(Dataset entries on figures)
══════

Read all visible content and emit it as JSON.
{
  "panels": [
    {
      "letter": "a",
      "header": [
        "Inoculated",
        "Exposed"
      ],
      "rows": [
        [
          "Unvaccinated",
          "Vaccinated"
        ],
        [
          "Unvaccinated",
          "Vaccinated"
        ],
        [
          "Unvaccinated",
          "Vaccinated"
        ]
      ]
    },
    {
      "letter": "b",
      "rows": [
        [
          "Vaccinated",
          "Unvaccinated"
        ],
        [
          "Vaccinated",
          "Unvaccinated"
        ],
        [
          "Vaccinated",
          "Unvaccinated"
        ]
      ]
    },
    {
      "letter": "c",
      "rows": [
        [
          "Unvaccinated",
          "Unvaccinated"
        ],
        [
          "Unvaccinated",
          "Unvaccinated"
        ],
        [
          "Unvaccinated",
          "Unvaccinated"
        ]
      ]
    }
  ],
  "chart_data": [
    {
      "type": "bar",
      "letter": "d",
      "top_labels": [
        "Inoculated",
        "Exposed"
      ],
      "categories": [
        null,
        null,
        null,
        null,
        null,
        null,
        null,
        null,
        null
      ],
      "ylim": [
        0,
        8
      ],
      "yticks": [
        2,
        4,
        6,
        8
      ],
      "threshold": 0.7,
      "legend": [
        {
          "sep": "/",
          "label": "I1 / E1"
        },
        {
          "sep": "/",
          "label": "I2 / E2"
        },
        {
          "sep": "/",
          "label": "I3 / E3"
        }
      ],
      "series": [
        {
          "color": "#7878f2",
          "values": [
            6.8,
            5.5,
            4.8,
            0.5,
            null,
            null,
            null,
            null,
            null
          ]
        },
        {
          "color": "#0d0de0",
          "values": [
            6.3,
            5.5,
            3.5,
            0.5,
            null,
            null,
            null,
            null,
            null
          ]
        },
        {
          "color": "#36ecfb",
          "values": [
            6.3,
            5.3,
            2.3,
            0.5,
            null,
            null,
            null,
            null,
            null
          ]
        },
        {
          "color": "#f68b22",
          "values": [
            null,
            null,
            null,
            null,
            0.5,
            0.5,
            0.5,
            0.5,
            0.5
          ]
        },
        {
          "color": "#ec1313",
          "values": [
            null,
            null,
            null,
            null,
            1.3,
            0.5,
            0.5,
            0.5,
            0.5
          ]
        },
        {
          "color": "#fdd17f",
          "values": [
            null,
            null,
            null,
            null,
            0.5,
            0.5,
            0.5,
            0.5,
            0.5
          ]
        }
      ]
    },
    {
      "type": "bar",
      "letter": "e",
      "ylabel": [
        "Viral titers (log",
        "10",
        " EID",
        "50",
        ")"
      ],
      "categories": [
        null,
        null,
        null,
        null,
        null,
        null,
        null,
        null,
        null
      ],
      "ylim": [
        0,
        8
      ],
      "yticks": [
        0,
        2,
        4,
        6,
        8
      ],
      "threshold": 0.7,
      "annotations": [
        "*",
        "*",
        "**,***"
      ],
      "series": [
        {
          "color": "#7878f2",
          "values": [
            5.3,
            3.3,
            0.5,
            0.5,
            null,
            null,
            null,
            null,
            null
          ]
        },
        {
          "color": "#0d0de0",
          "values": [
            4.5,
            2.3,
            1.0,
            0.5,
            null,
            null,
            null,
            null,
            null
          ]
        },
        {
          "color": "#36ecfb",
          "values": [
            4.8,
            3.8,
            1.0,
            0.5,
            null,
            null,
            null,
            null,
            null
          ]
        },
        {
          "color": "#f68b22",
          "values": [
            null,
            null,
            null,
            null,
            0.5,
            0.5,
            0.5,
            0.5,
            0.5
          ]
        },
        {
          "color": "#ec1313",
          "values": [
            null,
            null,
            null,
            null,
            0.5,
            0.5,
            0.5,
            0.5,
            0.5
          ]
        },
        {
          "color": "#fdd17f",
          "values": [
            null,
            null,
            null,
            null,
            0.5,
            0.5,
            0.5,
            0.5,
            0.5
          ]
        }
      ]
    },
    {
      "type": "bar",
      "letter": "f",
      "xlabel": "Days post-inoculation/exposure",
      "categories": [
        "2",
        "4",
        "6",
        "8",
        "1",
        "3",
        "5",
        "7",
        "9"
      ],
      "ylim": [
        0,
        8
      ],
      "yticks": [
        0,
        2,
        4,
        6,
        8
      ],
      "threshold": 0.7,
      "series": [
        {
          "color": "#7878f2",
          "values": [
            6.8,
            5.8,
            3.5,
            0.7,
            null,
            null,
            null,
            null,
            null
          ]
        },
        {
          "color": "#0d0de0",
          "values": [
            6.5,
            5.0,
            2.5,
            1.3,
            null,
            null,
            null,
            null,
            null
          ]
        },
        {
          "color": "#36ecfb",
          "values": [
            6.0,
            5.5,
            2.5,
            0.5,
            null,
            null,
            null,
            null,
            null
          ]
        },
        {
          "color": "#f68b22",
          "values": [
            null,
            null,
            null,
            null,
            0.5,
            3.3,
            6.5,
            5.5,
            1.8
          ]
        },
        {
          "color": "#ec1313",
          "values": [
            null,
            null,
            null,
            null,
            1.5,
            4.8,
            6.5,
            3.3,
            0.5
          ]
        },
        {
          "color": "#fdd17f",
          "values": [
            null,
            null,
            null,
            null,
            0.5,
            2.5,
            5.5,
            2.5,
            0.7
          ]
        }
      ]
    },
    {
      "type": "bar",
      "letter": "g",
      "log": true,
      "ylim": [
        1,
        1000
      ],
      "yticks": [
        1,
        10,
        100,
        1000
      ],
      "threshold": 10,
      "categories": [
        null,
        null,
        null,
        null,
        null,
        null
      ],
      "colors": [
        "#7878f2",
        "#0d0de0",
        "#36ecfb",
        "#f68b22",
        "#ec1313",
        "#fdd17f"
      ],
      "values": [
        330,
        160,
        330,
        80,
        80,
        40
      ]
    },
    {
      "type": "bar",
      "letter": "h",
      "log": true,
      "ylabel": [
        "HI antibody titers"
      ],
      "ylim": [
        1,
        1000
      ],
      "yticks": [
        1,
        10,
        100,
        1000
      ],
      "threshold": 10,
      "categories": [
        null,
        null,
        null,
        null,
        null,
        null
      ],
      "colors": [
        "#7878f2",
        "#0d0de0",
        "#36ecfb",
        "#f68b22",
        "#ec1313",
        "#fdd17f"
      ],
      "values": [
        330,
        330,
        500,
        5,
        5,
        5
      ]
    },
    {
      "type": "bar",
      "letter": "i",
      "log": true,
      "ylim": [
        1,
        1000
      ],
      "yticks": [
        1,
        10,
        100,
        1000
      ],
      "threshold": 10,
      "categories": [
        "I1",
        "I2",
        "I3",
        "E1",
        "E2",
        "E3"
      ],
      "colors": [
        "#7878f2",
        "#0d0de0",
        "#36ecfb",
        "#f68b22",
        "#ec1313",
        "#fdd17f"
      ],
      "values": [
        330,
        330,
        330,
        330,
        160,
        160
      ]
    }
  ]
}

══════

**WHAT IS EXPECTED:** Write out the data once more, word for word.

**RESPONSE TO THE TASK:**
Read all visible content and emit it as JSON.
{
  "panels": [
    {
      "letter": "a",
      "header": [
        "Inoculated",
        "Exposed"
      ],
      "rows": [
        [
          "Unvaccinated",
          "Vaccinated"
        ],
        [
          "Unvaccinated",
          "Vaccinated"
        ],
        [
          "Unvaccinated",
          "Vaccinated"
        ]
      ]
    },
    {
      "letter": "b",
      "rows": [
        [
          "Vaccinated",
          "Unvaccinated"
        ],
        [
          "Vaccinated",
          "Unvaccinated"
        ],
        [
          "Vaccinated",
          "Unvaccinated"
        ]
      ]
    },
    {
      "letter": "c",
      "rows": [
        [
          "Unvaccinated",
          "Unvaccinated"
        ],
        [
          "Unvaccinated",
          "Unvaccinated"
        ],
        [
          "Unvaccinated",
          "Unvaccinated"
        ]
      ]
    }
  ],
  "chart_data": [
    {
      "type": "bar",
      "letter": "d",
      "top_labels": [
        "Inoculated",
        "Exposed"
      ],
      "categories": [
        null,
        null,
        null,
        null,
        null,
        null,
        null,
        null,
        null
      ],
      "ylim": [
        0,
        8
      ],
      "yticks": [
        2,
        4,
        6,
        8
      ],
      "threshold": 0.7,
      "legend": [
        {
          "sep": "/",
          "label": "I1 / E1"
        },
        {
          "sep": "/",
          "label": "I2 / E2"
        },
        {
          "sep": "/",
          "label": "I3 / E3"
        }
      ],
      "series": [
        {
          "color": "#7878f2",
          "values": [
            6.8,
            5.5,
            4.8,
            0.5,
            null,
            null,
            null,
            null,
            null
          ]
        },
        {
          "color": "#0d0de0",
          "values": [
            6.3,
            5.5,
            3.5,
            0.5,
            null,
            null,
            null,
            null,
            null
          ]
        },
        {
          "color": "#36ecfb",
          "values": [
            6.3,
            5.3,
            2.3,
            0.5,
            null,
            null,
            null,
            null,
            null
          ]
        },
        {
          "color": "#f68b22",
          "values": [
            null,
            null,
            null,
            null,
            0.5,
            0.5,
            0.5,
            0.5,
            0.5
          ]
        },
        {
          "color": "#ec1313",
          "values": [
            null,
            null,
            null,
            null,
            1.3,
            0.5,
            0.5,
            0.5,
            0.5
          ]
        },
        {
          "color": "#fdd17f",
          "values": [
            null,
            null,
            null,
            null,
            0.5,
            0.5,
            0.5,
            0.5,
            0.5
          ]
        }
      ]
    },
    {
      "type": "bar",
      "letter": "e",
      "ylabel": [
        "Viral titers (log",
        "10",
        " EID",
        "50",
        ")"
      ],
      "categories": [
        null,
        null,
        null,
        null,
        null,
        null,
        null,
        null,
        null
      ],
      "ylim": [
        0,
        8
      ],
      "yticks": [
        0,
        2,
        4,
        6,
        8
      ],
      "threshold": 0.7,
      "annotations": [
        "*",
        "*",
        "**,***"
      ],
      "series": [
        {
          "color": "#7878f2",
          "values": [
            5.3,
            3.3,
            0.5,
            0.5,
            null,
            null,
            null,
            null,
            null
          ]
        },
        {
          "color": "#0d0de0",
          "values": [
            4.5,
            2.3,
            1.0,
            0.5,
            null,
            null,
            null,
            null,
            null
          ]
        },
        {
          "color": "#36ecfb",
          "values": [
            4.8,
            3.8,
            1.0,
            0.5,
            null,
            null,
            null,
            null,
            null
          ]
        },
        {
          "color": "#f68b22",
          "values": [
            null,
            null,
            null,
            null,
            0.5,
            0.5,
            0.5,
            0.5,
            0.5
          ]
        },
        {
          "color": "#ec1313",
          "values": [
            null,
            null,
            null,
            null,
            0.5,
            0.5,
            0.5,
            0.5,
            0.5
          ]
        },
        {
          "color": "#fdd17f",
          "values": [
            null,
            null,
            null,
            null,
            0.5,
            0.5,
            0.5,
            0.5,
            0.5
          ]
        }
      ]
    },
    {
      "type": "bar",
      "letter": "f",
      "xlabel": "Days post-inoculation/exposure",
      "categories": [
        "2",
        "4",
        "6",
        "8",
        "1",
        "3",
        "5",
        "7",
        "9"
      ],
      "ylim": [
        0,
        8
      ],
      "yticks": [
        0,
        2,
        4,
        6,
        8
      ],
      "threshold": 0.7,
      "series": [
        {
          "color": "#7878f2",
          "values": [
            6.8,
            5.8,
            3.5,
            0.7,
            null,
            null,
            null,
            null,
            null
          ]
        },
        {
          "color": "#0d0de0",
          "values": [
            6.5,
            5.0,
            2.5,
            1.3,
            null,
            null,
            null,
            null,
            null
          ]
        },
        {
          "color": "#36ecfb",
          "values": [
            6.0,
            5.5,
            2.5,
            0.5,
            null,
            null,
            null,
            null,
            null
          ]
        },
        {
          "color": "#f68b22",
          "values": [
            null,
            null,
            null,
            null,
            0.5,
            3.3,
            6.5,
            5.5,
            1.8
          ]
        },
        {
          "color": "#ec1313",
          "values": [
            null,
            null,
            null,
            null,
            1.5,
            4.8,
            6.5,
            3.3,
            0.5
          ]
        },
        {
          "color": "#fdd17f",
          "values": [
            null,
            null,
            null,
            null,
            0.5,
            2.5,
            5.5,
            2.5,
            0.7
          ]
        }
      ]
    },
    {
      "type": "bar",
      "letter": "g",
      "log": true,
      "ylim": [
        1,
        1000
      ],
      "yticks": [
        1,
        10,
        100,
        1000
      ],
      "threshold": 10,
      "categories": [
        null,
        null,
        null,
        null,
        null,
        null
      ],
      "colors": [
        "#7878f2",
        "#0d0de0",
        "#36ecfb",
        "#f68b22",
        "#ec1313",
        "#fdd17f"
      ],
      "values": [
        330,
        160,
        330,
        80,
        80,
        40
      ]
    },
    {
      "type": "bar",
      "letter": "h",
      "log": true,
      "ylabel": [
        "HI antibody titers"
      ],
      "ylim": [
        1,
        1000
      ],
      "yticks": [
        1,
        10,
        100,
        1000
      ],
      "threshold": 10,
      "categories": [
        null,
        null,
        null,
        null,
        null,
        null
      ],
      "colors": [
        "#7878f2",
        "#0d0de0",
        "#36ecfb",
        "#f68b22",
        "#ec1313",
        "#fdd17f"
      ],
      "values": [
        330,
        330,
        500,
        5,
        5,
        5
      ]
    },
    {
      "type": "bar",
      "letter": "i",
      "log": true,
      "ylim": [
        1,
        1000
      ],
      "yticks": [
        1,
        10,
        100,
        1000
      ],
      "threshold": 10,
      "categories": [
        "I1",
        "I2",
        "I3",
        "E1",
        "E2",
        "E3"
      ],
      "colors": [
        "#7878f2",
        "#0d0de0",
        "#36ecfb",
        "#f68b22",
        "#ec1313",
        "#fdd17f"
      ],
      "values": [
        330,
        330,
        330,
        330,
        160,
        160
      ]
    }
  ]
}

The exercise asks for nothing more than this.